» STATED EXERCISE
Scan the records and identify every line in which the string "Tong" occurs, then return those lines.
= = =
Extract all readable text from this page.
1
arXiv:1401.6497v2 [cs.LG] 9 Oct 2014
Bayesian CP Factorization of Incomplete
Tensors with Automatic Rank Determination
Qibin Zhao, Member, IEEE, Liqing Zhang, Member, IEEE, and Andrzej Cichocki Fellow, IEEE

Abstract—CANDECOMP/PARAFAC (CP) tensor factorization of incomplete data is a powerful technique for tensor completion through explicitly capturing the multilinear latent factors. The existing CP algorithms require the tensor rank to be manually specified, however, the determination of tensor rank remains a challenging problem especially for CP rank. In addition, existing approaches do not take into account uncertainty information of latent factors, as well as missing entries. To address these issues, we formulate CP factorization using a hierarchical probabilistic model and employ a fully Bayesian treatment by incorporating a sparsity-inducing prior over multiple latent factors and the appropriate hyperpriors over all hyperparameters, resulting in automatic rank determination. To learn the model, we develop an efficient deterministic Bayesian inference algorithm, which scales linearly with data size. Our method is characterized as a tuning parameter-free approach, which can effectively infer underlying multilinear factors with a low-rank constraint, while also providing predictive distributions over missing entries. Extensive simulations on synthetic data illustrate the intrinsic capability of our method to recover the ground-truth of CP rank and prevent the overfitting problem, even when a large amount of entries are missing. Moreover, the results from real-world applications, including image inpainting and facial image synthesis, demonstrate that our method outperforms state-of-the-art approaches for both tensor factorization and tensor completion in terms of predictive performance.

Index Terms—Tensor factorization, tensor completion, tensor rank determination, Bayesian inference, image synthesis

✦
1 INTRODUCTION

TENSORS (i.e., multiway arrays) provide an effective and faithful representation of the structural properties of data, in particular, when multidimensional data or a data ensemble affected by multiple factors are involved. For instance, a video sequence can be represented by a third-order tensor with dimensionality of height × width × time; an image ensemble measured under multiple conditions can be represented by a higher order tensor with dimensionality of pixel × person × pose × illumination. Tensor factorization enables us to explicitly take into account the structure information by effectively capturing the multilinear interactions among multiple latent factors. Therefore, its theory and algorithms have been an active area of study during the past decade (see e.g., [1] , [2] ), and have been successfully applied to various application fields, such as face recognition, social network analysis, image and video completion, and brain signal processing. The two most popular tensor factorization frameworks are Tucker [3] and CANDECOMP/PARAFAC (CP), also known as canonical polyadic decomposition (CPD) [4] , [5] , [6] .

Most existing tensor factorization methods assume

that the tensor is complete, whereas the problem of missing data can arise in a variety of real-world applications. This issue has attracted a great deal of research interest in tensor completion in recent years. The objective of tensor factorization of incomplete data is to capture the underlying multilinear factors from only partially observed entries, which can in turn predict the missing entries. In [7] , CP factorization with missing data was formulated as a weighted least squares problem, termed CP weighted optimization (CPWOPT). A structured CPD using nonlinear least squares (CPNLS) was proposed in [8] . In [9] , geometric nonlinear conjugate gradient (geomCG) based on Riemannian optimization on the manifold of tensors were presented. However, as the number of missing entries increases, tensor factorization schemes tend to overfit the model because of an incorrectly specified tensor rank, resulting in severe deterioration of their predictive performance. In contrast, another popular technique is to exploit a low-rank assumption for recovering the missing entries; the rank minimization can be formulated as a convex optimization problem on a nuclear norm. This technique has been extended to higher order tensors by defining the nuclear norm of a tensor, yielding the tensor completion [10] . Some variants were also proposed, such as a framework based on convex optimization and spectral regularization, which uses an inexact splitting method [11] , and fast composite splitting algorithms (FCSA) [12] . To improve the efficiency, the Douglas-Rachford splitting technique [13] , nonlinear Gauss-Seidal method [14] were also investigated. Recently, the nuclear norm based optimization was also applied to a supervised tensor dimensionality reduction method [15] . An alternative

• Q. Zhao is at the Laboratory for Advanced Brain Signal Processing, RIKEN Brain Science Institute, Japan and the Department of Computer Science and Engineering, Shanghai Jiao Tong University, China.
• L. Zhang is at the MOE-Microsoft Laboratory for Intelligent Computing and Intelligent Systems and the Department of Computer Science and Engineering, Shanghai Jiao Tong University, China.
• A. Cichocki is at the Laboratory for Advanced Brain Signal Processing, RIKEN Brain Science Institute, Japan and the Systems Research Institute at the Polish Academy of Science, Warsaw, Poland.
= = =
» EXERCISE ANSWER
• Q. Zhao is at the Laboratory for Advanced Brain Signal Processing, RIKEN Brain Science Institute, Japan and the Department of Computer Science and Engineering, Shanghai Jiao Tong University, China.
• L. Zhang is at the MOE-Microsoft Laboratory for Intelligent Computing and Intelligent Systems and the Department of Computer Science and Engineering, Shanghai Jiao Tong University, China.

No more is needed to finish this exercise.